**Set exercise**
Nothing should be left out: output all of the entries exactly.

**Records provided**
---------------

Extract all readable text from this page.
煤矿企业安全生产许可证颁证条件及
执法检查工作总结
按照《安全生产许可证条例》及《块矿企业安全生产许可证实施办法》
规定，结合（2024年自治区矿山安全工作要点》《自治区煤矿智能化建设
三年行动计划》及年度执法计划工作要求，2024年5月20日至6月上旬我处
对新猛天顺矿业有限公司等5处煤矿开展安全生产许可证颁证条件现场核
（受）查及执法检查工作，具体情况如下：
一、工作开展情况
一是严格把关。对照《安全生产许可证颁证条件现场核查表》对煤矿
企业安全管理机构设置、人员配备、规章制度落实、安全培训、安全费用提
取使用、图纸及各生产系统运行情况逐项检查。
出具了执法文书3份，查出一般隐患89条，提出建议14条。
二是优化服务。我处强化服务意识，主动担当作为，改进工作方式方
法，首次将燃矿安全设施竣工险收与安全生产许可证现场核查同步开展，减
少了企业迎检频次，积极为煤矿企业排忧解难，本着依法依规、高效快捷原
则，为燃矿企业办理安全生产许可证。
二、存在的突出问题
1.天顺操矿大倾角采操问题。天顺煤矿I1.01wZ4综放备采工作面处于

---------------

**Output below**
Extract all readable text from this page.
煤矿企业安全生产许可证颁证条件及
执法检查工作总结
按照《安全生产许可证条例》及《块矿企业安全生产许可证实施办法》
规定，结合（2024年自治区矿山安全工作要点》《自治区煤矿智能化建设
三年行动计划》及年度执法计划工作要求，2024年5月20日至6月上旬我处
对新猛天顺矿业有限公司等5处煤矿开展安全生产许可证颁证条件现场核
（受）查及执法检查工作，具体情况如下：
一、工作开展情况
一是严格把关。对照《安全生产许可证颁证条件现场核查表》对煤矿
企业安全管理机构设置、人员配备、规章制度落实、安全培训、安全费用提
取使用、图纸及各生产系统运行情况逐项检查。
出具了执法文书3份，查出一般隐患89条，提出建议14条。
二是优化服务。我处强化服务意识，主动担当作为，改进工作方式方
法，首次将燃矿安全设施竣工险收与安全生产许可证现场核查同步开展，减
少了企业迎检频次，积极为煤矿企业排忧解难，本着依法依规、高效快捷原
则，为燃矿企业办理安全生产许可证。
二、存在的突出问题
1.天顺操矿大倾角采操问题。天顺煤矿I1.01wZ4综放备采工作面处于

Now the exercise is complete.